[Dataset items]
--- BEGIN ---
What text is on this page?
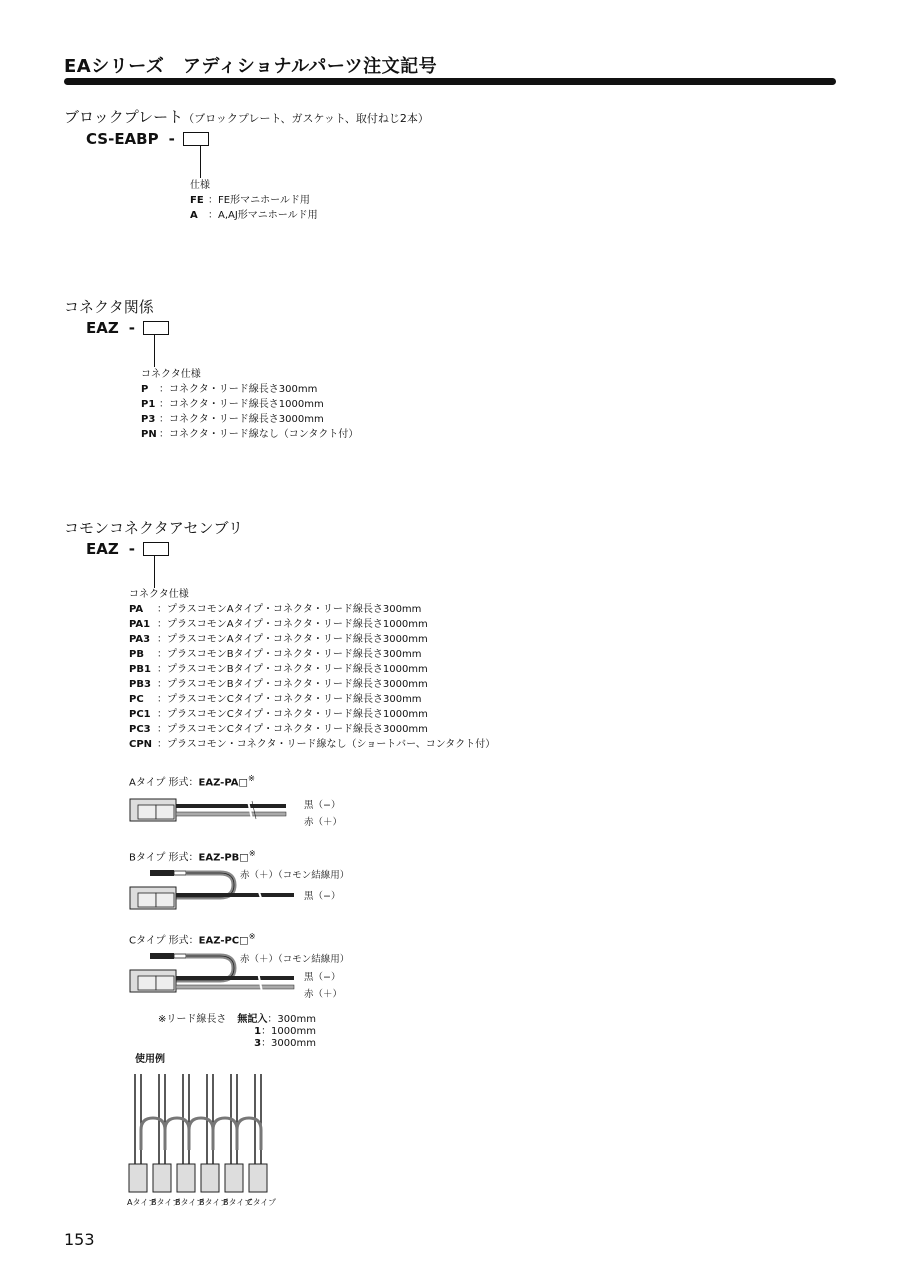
EAシリーズ　アディショナルパーツ注文記号
ブロックプレート（ブロックプレート、ガスケット、取付ねじ2本）
CS-EABP -
仕様
FE ：FE形マニホールド用
A	：A,AJ形マニホールド用
コネクタ関係
EAZ -
コネクタ仕様
P	：コネクタ・リード線長さ300mm
P1 ：コネクタ・リード線長さ1000mm
P3 ：コネクタ・リード線長さ3000mm
PN ：コネクタ・リード線なし（コンタクト付）
コモンコネクタアセンブリ
EAZ -
コネクタ仕様
PA	：プラスコモンAタイプ・コネクタ・リード線長さ300mm
PA1 ：プラスコモンAタイプ・コネクタ・リード線長さ1000mm
PA3 ：プラスコモンAタイプ・コネクタ・リード線長さ3000mm
PB	：プラスコモンBタイプ・コネクタ・リード線長さ300mm
PB1 ：プラスコモンBタイプ・コネクタ・リード線長さ1000mm
PB3 ：プラスコモンBタイプ・コネクタ・リード線長さ3000mm
PC	：プラスコモンCタイプ・コネクタ・リード線長さ300mm
PC1 ：プラスコモンCタイプ・コネクタ・リード線長さ1000mm
PC3 ：プラスコモンCタイプ・コネクタ・リード線長さ3000mm
CPN ：プラスコモン・コネクタ・リード線なし（ショートバー、コンタクト付）
Aタイプ 形式：EAZ-PA□※
黒（−）
赤（＋）
Bタイプ 形式：EAZ-PB□※
赤（＋）（コモン結線用）
黒（−）
Cタイプ 形式：EAZ-PC□※
赤（＋）（コモン結線用）
黒（−）
赤（＋）
※リード線長さ	無記入：300mm
1：1000mm
3：3000mm
使用例
Aタイプ
Bタイプ
Bタイプ
Bタイプ
Bタイプ
Cタイプ
153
--- END ---
### Short exercise
Images should not appear in the copy; retype the listing above exactly.

### Task output
What text is on this page?
EAシリーズ　アディショナルパーツ注文記号
ブロックプレート（ブロックプレート、ガスケット、取付ねじ2本）
CS-EABP -
仕様
FE ：FE形マニホールド用
A	：A,AJ形マニホールド用
コネクタ関係
EAZ -
コネクタ仕様
P	：コネクタ・リード線長さ300mm
P1 ：コネクタ・リード線長さ1000mm
P3 ：コネクタ・リード線長さ3000mm
PN ：コネクタ・リード線なし（コンタクト付）
コモンコネクタアセンブリ
EAZ -
コネクタ仕様
PA	：プラスコモンAタイプ・コネクタ・リード線長さ300mm
PA1 ：プラスコモンAタイプ・コネクタ・リード線長さ1000mm
PA3 ：プラスコモンAタイプ・コネクタ・リード線長さ3000mm
PB	：プラスコモンBタイプ・コネクタ・リード線長さ300mm
PB1 ：プラスコモンBタイプ・コネクタ・リード線長さ1000mm
PB3 ：プラスコモンBタイプ・コネクタ・リード線長さ3000mm
PC	：プラスコモンCタイプ・コネクタ・リード線長さ300mm
PC1 ：プラスコモンCタイプ・コネクタ・リード線長さ1000mm
PC3 ：プラスコモンCタイプ・コネクタ・リード線長さ3000mm
CPN ：プラスコモン・コネクタ・リード線なし（ショートバー、コンタクト付）
Aタイプ 形式：EAZ-PA□※
黒（−）
赤（＋）
Bタイプ 形式：EAZ-PB□※
赤（＋）（コモン結線用）
黒（−）
Cタイプ 形式：EAZ-PC□※
赤（＋）（コモン結線用）
黒（−）
赤（＋）
※リード線長さ	無記入：300mm
1：1000mm
3：3000mm
使用例
Aタイプ
Bタイプ
Bタイプ
Bタイプ
Bタイプ
Cタイプ
153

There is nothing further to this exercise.